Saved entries
[start]
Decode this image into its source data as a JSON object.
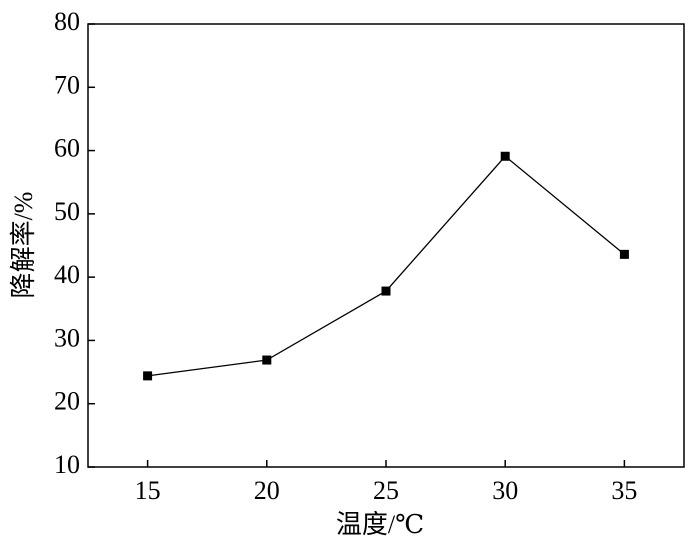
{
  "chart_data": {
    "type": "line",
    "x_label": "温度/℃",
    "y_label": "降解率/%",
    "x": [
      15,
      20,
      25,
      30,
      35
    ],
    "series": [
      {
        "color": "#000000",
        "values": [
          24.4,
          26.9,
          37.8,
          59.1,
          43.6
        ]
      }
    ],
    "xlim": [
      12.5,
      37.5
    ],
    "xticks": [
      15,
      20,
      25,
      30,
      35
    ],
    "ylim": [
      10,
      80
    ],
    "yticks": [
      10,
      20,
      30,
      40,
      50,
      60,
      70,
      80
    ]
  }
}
[end]
[start]
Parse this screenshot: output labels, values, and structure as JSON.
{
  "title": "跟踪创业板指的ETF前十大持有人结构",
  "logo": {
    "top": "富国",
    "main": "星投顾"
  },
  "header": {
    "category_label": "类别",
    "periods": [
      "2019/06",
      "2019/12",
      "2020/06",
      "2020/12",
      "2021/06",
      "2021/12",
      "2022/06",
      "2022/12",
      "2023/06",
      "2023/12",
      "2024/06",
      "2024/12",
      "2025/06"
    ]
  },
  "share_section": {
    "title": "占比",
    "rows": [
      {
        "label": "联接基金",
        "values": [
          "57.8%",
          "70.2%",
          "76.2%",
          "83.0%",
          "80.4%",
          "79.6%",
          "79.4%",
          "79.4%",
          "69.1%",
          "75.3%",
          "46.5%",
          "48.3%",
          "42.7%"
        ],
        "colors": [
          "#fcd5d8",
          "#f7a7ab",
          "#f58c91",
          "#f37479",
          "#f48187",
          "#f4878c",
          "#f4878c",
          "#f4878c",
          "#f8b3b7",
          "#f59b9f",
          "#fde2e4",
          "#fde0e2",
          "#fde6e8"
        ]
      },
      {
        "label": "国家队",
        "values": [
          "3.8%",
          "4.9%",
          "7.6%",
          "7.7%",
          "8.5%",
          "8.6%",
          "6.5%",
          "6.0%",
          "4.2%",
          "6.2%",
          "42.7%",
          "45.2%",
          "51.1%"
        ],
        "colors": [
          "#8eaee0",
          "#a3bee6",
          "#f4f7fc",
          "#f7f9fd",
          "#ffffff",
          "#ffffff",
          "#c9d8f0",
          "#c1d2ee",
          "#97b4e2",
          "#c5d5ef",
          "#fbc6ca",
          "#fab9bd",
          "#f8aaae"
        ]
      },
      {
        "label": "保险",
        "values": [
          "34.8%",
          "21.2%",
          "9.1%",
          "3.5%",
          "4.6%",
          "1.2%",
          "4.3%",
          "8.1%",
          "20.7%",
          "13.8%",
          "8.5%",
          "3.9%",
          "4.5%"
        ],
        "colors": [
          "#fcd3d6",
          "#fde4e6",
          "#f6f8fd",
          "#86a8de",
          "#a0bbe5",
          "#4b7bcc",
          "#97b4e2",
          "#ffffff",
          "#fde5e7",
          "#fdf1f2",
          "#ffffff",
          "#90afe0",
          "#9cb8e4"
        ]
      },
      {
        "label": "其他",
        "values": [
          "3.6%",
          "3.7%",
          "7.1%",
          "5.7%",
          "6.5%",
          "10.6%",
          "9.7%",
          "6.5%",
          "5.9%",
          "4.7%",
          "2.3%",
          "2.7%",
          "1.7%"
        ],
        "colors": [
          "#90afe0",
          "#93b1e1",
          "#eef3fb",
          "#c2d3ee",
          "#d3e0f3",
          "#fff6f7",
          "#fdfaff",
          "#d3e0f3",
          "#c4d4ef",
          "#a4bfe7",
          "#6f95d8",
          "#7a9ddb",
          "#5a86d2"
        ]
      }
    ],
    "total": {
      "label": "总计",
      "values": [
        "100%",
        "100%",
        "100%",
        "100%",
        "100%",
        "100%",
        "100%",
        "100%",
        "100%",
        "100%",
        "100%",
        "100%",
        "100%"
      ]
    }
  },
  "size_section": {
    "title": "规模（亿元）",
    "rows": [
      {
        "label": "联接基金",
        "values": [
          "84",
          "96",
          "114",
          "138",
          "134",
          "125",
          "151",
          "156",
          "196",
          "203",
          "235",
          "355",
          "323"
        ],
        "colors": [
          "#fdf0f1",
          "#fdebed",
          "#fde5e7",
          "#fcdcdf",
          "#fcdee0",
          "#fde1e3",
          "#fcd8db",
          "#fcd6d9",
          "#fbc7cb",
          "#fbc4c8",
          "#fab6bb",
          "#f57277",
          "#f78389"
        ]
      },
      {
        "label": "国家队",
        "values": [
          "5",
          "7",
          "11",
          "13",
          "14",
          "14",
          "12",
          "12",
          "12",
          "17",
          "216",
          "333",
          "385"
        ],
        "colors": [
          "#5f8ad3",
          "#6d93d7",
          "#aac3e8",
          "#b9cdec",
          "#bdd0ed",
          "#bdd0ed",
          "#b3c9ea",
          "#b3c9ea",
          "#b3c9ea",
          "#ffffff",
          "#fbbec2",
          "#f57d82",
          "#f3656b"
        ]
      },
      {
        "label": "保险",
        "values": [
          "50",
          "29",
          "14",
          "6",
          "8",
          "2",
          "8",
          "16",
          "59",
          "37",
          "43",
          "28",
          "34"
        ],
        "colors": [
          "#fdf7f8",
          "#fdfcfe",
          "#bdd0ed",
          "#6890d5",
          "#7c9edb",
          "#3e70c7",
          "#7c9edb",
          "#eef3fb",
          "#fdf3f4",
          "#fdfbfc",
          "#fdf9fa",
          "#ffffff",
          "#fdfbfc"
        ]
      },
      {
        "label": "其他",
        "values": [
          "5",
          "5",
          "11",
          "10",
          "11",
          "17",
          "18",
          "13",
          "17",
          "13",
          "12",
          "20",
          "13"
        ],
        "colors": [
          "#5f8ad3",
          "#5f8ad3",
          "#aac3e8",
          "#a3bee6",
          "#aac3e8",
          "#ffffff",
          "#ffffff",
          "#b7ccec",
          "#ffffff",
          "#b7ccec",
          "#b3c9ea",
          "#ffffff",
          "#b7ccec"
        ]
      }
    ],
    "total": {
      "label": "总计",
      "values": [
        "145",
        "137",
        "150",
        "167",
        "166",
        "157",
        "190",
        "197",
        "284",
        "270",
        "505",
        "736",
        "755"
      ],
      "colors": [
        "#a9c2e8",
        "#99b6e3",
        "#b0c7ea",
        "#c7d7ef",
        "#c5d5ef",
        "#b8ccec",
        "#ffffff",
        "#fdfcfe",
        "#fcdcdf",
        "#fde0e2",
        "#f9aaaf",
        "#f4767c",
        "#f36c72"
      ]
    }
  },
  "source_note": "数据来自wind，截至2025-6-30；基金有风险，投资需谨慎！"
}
[end]
[start]
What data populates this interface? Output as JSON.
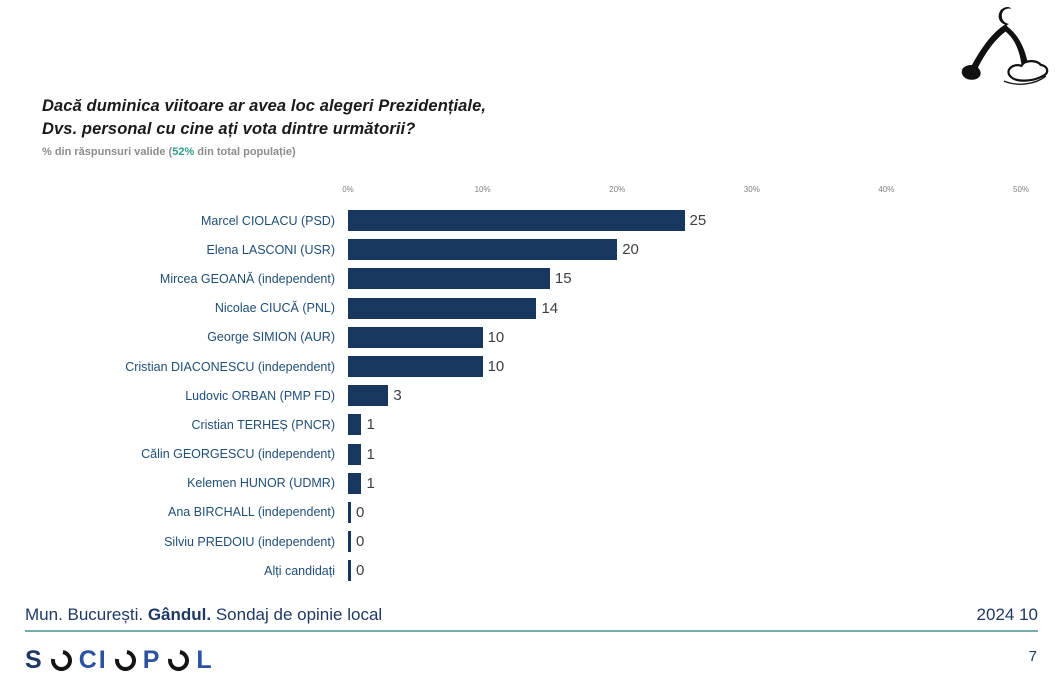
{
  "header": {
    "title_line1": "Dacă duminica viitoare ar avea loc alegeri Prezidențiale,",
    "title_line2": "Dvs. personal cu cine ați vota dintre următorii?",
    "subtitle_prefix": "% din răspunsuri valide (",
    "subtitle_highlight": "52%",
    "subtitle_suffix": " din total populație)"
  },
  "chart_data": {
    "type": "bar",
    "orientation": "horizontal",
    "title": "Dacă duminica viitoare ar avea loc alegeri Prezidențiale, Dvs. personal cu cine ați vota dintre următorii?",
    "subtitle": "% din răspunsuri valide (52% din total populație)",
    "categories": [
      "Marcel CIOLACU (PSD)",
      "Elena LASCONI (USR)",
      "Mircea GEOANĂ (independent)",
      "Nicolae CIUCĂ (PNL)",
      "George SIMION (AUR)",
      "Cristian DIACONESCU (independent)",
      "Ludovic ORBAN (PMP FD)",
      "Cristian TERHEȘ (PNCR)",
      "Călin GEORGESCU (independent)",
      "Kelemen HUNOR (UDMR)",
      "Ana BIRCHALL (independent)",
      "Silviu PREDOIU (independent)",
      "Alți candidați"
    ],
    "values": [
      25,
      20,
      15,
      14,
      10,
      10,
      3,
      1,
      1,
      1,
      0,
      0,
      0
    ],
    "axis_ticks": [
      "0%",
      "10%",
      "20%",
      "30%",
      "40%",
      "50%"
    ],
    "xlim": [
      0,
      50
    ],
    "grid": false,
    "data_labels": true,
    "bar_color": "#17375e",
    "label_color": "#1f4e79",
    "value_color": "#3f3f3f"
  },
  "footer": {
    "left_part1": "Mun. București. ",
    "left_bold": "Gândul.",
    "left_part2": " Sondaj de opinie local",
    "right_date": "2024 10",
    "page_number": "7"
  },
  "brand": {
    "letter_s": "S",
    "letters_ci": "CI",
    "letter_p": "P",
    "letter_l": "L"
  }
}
[end]
TASK :: Pick every line with "Cristian" in it and copy it.

EXERCISE SOLUTION ::
      "Cristian DIACONESCU (independent)",
      "Cristian TERHEȘ (PNCR)",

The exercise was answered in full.